[Set task] Gather every line below where "настольной" appears.

[Records for the exercise]
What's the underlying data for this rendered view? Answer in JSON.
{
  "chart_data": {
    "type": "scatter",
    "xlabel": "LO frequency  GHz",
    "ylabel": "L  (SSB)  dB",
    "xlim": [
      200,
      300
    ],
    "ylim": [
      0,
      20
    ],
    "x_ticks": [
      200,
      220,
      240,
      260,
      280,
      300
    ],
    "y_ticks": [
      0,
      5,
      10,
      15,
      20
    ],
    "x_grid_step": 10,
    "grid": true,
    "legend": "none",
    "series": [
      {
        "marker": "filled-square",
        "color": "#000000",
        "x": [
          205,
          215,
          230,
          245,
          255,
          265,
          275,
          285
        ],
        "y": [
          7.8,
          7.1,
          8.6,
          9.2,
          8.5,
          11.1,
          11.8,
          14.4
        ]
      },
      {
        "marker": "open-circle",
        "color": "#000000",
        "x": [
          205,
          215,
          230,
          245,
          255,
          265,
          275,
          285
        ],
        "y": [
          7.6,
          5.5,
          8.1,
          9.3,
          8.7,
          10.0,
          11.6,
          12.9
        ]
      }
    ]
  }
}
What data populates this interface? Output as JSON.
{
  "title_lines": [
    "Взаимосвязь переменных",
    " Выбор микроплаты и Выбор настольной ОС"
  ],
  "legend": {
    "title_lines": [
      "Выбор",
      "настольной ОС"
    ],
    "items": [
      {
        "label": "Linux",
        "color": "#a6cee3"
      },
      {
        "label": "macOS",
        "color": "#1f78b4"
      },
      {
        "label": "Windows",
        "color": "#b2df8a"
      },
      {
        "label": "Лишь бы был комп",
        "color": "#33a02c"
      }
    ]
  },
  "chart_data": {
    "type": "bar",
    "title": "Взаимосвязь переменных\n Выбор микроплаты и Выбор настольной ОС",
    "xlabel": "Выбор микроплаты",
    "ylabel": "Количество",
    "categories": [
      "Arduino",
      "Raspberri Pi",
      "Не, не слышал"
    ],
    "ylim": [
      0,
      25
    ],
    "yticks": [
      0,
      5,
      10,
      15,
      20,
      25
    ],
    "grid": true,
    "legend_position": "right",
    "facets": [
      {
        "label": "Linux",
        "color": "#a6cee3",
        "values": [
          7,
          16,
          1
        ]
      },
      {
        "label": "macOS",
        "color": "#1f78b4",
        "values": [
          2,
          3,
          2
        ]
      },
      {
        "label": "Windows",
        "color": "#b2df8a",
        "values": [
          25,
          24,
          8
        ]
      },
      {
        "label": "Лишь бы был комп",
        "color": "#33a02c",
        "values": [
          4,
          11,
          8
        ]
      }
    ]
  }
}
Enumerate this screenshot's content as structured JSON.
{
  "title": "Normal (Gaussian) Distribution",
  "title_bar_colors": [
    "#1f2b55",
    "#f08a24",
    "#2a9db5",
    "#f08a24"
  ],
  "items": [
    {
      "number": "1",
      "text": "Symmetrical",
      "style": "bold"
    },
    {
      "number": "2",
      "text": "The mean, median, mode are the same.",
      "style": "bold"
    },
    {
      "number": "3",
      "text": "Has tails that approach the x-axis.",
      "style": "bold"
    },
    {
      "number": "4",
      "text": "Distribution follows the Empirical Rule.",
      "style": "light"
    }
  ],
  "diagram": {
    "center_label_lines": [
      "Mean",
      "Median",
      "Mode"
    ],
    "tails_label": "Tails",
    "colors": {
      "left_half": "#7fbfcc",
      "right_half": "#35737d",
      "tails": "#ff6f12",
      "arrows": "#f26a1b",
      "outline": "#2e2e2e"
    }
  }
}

[Task solution]
    " Выбор микроплаты и Выбор настольной ОС"
      "настольной ОС"
    "title": "Взаимосвязь переменных\n Выбор микроплаты и Выбор настольной ОС",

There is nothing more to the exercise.